_Exercise prompt_:
Pull out every line with the word "RMSD" from the entries below.

(Records that describe figures)
--- begin ---

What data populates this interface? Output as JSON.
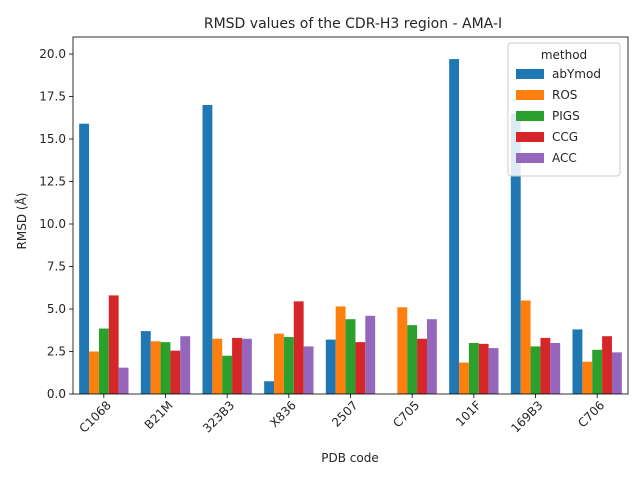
{
  "chart_data": {
    "type": "bar",
    "title": "RMSD values of the CDR-H3 region - AMA-I",
    "xlabel": "PDB code",
    "ylabel": "RMSD (Å)",
    "ylim": [
      0,
      21.0
    ],
    "yticks": [
      "0.0",
      "2.5",
      "5.0",
      "7.5",
      "10.0",
      "12.5",
      "15.0",
      "17.5",
      "20.0"
    ],
    "grid": false,
    "legend": {
      "title": "method",
      "placement": "top-right"
    },
    "categories": [
      "C1068",
      "B21M",
      "323B3",
      "X836",
      "2507",
      "C705",
      "101F",
      "169B3",
      "C706"
    ],
    "series": [
      {
        "name": "abYmod",
        "color": "#1f77b4",
        "values": [
          15.9,
          3.7,
          17.0,
          0.75,
          3.2,
          0,
          19.7,
          16.5,
          3.8
        ]
      },
      {
        "name": "ROS",
        "color": "#ff7f0e",
        "values": [
          2.5,
          3.1,
          3.25,
          3.55,
          5.15,
          5.1,
          1.85,
          5.5,
          1.9
        ]
      },
      {
        "name": "PIGS",
        "color": "#2ca02c",
        "values": [
          3.85,
          3.05,
          2.25,
          3.35,
          4.4,
          4.05,
          3.0,
          2.8,
          2.6
        ]
      },
      {
        "name": "CCG",
        "color": "#d62728",
        "values": [
          5.8,
          2.55,
          3.3,
          5.45,
          3.05,
          3.25,
          2.95,
          3.3,
          3.4
        ]
      },
      {
        "name": "ACC",
        "color": "#9467bd",
        "values": [
          1.55,
          3.4,
          3.25,
          2.8,
          4.6,
          4.4,
          2.7,
          3.0,
          2.45
        ]
      }
    ]
  }
}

--- end ---

_Result below_:
    "title": "RMSD values of the CDR-H3 region - AMA-I",
    "ylabel": "RMSD (Å)",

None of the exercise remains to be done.